● THE REQUEST
Please give the listing again, word for word, with nothing left out.

● Stored data entries
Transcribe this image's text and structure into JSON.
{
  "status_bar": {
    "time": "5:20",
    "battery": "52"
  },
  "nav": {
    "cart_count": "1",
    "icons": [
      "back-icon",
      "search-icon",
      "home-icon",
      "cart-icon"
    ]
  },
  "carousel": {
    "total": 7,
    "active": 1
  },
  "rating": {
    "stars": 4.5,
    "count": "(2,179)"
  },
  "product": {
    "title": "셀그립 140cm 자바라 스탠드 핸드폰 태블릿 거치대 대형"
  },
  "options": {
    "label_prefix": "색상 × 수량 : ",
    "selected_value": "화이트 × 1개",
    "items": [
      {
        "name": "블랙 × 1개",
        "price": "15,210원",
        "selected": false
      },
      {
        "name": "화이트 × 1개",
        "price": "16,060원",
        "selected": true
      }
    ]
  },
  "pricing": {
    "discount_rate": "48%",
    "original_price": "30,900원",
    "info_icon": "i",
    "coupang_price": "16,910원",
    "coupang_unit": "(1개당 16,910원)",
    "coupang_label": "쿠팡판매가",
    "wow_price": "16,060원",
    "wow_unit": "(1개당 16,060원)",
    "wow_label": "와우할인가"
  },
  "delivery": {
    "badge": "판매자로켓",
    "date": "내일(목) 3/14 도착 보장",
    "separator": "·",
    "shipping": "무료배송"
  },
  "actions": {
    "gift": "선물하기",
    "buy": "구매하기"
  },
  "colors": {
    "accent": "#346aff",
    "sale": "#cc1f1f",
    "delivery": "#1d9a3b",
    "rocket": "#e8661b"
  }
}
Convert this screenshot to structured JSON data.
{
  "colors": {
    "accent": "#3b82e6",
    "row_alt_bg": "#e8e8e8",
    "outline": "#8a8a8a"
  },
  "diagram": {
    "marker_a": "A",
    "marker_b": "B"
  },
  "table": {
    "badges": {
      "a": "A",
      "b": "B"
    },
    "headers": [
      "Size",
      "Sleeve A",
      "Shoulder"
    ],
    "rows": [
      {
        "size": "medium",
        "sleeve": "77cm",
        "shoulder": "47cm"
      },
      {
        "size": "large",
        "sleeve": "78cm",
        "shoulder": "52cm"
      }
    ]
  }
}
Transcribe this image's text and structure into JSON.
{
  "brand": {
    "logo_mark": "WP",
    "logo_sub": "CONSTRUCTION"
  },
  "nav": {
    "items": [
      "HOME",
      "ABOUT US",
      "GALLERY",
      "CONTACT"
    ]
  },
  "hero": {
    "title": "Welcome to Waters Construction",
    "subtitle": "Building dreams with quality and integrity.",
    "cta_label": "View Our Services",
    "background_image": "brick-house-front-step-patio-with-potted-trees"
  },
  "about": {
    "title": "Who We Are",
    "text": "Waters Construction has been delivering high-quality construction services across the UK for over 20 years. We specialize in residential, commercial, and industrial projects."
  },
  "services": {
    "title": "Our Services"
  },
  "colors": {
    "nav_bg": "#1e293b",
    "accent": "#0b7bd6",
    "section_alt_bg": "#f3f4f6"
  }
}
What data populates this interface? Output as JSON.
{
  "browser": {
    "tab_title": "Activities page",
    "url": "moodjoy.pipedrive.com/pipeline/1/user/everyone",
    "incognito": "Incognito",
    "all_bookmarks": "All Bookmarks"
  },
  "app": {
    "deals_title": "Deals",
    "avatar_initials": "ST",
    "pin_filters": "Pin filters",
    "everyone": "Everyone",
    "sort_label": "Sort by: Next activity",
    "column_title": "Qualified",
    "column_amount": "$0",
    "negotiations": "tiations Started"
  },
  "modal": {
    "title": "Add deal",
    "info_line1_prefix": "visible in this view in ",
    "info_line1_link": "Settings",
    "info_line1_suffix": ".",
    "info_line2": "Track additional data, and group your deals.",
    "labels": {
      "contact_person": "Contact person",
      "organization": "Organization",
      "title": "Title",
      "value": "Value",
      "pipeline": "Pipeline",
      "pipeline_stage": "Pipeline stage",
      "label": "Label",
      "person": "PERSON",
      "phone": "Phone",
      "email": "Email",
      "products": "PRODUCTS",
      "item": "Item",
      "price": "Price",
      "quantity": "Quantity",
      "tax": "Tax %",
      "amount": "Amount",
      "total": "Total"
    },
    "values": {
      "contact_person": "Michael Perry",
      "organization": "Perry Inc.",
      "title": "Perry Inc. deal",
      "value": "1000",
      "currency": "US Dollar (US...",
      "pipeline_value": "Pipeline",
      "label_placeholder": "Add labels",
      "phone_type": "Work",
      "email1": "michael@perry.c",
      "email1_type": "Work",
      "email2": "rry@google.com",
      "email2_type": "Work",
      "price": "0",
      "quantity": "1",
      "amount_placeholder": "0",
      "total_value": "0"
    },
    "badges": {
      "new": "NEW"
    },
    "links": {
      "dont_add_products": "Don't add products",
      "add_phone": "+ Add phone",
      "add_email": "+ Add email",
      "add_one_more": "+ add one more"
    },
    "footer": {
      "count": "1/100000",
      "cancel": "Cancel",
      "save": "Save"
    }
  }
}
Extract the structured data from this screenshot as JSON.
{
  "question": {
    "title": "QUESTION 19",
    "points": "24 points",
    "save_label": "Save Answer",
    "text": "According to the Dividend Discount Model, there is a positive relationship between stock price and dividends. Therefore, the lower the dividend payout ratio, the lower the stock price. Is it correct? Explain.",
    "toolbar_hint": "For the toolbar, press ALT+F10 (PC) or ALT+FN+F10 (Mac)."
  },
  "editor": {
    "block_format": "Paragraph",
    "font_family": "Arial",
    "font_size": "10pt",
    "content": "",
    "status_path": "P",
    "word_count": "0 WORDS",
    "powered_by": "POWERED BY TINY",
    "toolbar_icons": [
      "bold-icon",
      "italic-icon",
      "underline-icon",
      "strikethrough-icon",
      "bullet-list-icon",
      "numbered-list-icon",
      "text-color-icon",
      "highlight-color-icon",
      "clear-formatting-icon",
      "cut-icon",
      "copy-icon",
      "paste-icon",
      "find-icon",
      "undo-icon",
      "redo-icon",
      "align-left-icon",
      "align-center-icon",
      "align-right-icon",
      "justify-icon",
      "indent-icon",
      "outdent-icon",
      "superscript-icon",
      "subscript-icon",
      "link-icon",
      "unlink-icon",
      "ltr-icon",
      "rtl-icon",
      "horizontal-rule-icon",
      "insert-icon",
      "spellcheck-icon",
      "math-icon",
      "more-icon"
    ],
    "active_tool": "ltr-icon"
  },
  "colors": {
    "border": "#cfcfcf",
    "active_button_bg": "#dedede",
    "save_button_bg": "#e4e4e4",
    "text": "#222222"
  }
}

● THE OUTPUT
Transcribe this image's text and structure into JSON.
{
  "status_bar": {
    "time": "5:20",
    "battery": "52"
  },
  "nav": {
    "cart_count": "1",
    "icons": [
      "back-icon",
      "search-icon",
      "home-icon",
      "cart-icon"
    ]
  },
  "carousel": {
    "total": 7,
    "active": 1
  },
  "rating": {
    "stars": 4.5,
    "count": "(2,179)"
  },
  "product": {
    "title": "셀그립 140cm 자바라 스탠드 핸드폰 태블릿 거치대 대형"
  },
  "options": {
    "label_prefix": "색상 × 수량 : ",
    "selected_value": "화이트 × 1개",
    "items": [
      {
        "name": "블랙 × 1개",
        "price": "15,210원",
        "selected": false
      },
      {
        "name": "화이트 × 1개",
        "price": "16,060원",
        "selected": true
      }
    ]
  },
  "pricing": {
    "discount_rate": "48%",
    "original_price": "30,900원",
    "info_icon": "i",
    "coupang_price": "16,910원",
    "coupang_unit": "(1개당 16,910원)",
    "coupang_label": "쿠팡판매가",
    "wow_price": "16,060원",
    "wow_unit": "(1개당 16,060원)",
    "wow_label": "와우할인가"
  },
  "delivery": {
    "badge": "판매자로켓",
    "date": "내일(목) 3/14 도착 보장",
    "separator": "·",
    "shipping": "무료배송"
  },
  "actions": {
    "gift": "선물하기",
    "buy": "구매하기"
  },
  "colors": {
    "accent": "#346aff",
    "sale": "#cc1f1f",
    "delivery": "#1d9a3b",
    "rocket": "#e8661b"
  }
}
Convert this screenshot to structured JSON data.
{
  "colors": {
    "accent": "#3b82e6",
    "row_alt_bg": "#e8e8e8",
    "outline": "#8a8a8a"
  },
  "diagram": {
    "marker_a": "A",
    "marker_b": "B"
  },
  "table": {
    "badges": {
      "a": "A",
      "b": "B"
    },
    "headers": [
      "Size",
      "Sleeve A",
      "Shoulder"
    ],
    "rows": [
      {
        "size": "medium",
        "sleeve": "77cm",
        "shoulder": "47cm"
      },
      {
        "size": "large",
        "sleeve": "78cm",
        "shoulder": "52cm"
      }
    ]
  }
}
Transcribe this image's text and structure into JSON.
{
  "brand": {
    "logo_mark": "WP",
    "logo_sub": "CONSTRUCTION"
  },
  "nav": {
    "items": [
      "HOME",
      "ABOUT US",
      "GALLERY",
      "CONTACT"
    ]
  },
  "hero": {
    "title": "Welcome to Waters Construction",
    "subtitle": "Building dreams with quality and integrity.",
    "cta_label": "View Our Services",
    "background_image": "brick-house-front-step-patio-with-potted-trees"
  },
  "about": {
    "title": "Who We Are",
    "text": "Waters Construction has been delivering high-quality construction services across the UK for over 20 years. We specialize in residential, commercial, and industrial projects."
  },
  "services": {
    "title": "Our Services"
  },
  "colors": {
    "nav_bg": "#1e293b",
    "accent": "#0b7bd6",
    "section_alt_bg": "#f3f4f6"
  }
}
What data populates this interface? Output as JSON.
{
  "browser": {
    "tab_title": "Activities page",
    "url": "moodjoy.pipedrive.com/pipeline/1/user/everyone",
    "incognito": "Incognito",
    "all_bookmarks": "All Bookmarks"
  },
  "app": {
    "deals_title": "Deals",
    "avatar_initials": "ST",
    "pin_filters": "Pin filters",
    "everyone": "Everyone",
    "sort_label": "Sort by: Next activity",
    "column_title": "Qualified",
    "column_amount": "$0",
    "negotiations": "tiations Started"
  },
  "modal": {
    "title": "Add deal",
    "info_line1_prefix": "visible in this view in ",
    "info_line1_link": "Settings",
    "info_line1_suffix": ".",
    "info_line2": "Track additional data, and group your deals.",
    "labels": {
      "contact_person": "Contact person",
      "organization": "Organization",
      "title": "Title",
      "value": "Value",
      "pipeline": "Pipeline",
      "pipeline_stage": "Pipeline stage",
      "label": "Label",
      "person": "PERSON",
      "phone": "Phone",
      "email": "Email",
      "products": "PRODUCTS",
      "item": "Item",
      "price": "Price",
      "quantity": "Quantity",
      "tax": "Tax %",
      "amount": "Amount",
      "total": "Total"
    },
    "values": {
      "contact_person": "Michael Perry",
      "organization": "Perry Inc.",
      "title": "Perry Inc. deal",
      "value": "1000",
      "currency": "US Dollar (US...",
      "pipeline_value": "Pipeline",
      "label_placeholder": "Add labels",
      "phone_type": "Work",
      "email1": "michael@perry.c",
      "email1_type": "Work",
      "email2": "rry@google.com",
      "email2_type": "Work",
      "price": "0",
      "quantity": "1",
      "amount_placeholder": "0",
      "total_value": "0"
    },
    "badges": {
      "new": "NEW"
    },
    "links": {
      "dont_add_products": "Don't add products",
      "add_phone": "+ Add phone",
      "add_email": "+ Add email",
      "add_one_more": "+ add one more"
    },
    "footer": {
      "count": "1/100000",
      "cancel": "Cancel",
      "save": "Save"
    }
  }
}
Extract the structured data from this screenshot as JSON.
{
  "question": {
    "title": "QUESTION 19",
    "points": "24 points",
    "save_label": "Save Answer",
    "text": "According to the Dividend Discount Model, there is a positive relationship between stock price and dividends. Therefore, the lower the dividend payout ratio, the lower the stock price. Is it correct? Explain.",
    "toolbar_hint": "For the toolbar, press ALT+F10 (PC) or ALT+FN+F10 (Mac)."
  },
  "editor": {
    "block_format": "Paragraph",
    "font_family": "Arial",
    "font_size": "10pt",
    "content": "",
    "status_path": "P",
    "word_count": "0 WORDS",
    "powered_by": "POWERED BY TINY",
    "toolbar_icons": [
      "bold-icon",
      "italic-icon",
      "underline-icon",
      "strikethrough-icon",
      "bullet-list-icon",
      "numbered-list-icon",
      "text-color-icon",
      "highlight-color-icon",
      "clear-formatting-icon",
      "cut-icon",
      "copy-icon",
      "paste-icon",
      "find-icon",
      "undo-icon",
      "redo-icon",
      "align-left-icon",
      "align-center-icon",
      "align-right-icon",
      "justify-icon",
      "indent-icon",
      "outdent-icon",
      "superscript-icon",
      "subscript-icon",
      "link-icon",
      "unlink-icon",
      "ltr-icon",
      "rtl-icon",
      "horizontal-rule-icon",
      "insert-icon",
      "spellcheck-icon",
      "math-icon",
      "more-icon"
    ],
    "active_tool": "ltr-icon"
  },
  "colors": {
    "border": "#cfcfcf",
    "active_button_bg": "#dedede",
    "save_button_bg": "#e4e4e4",
    "text": "#222222"
  }
}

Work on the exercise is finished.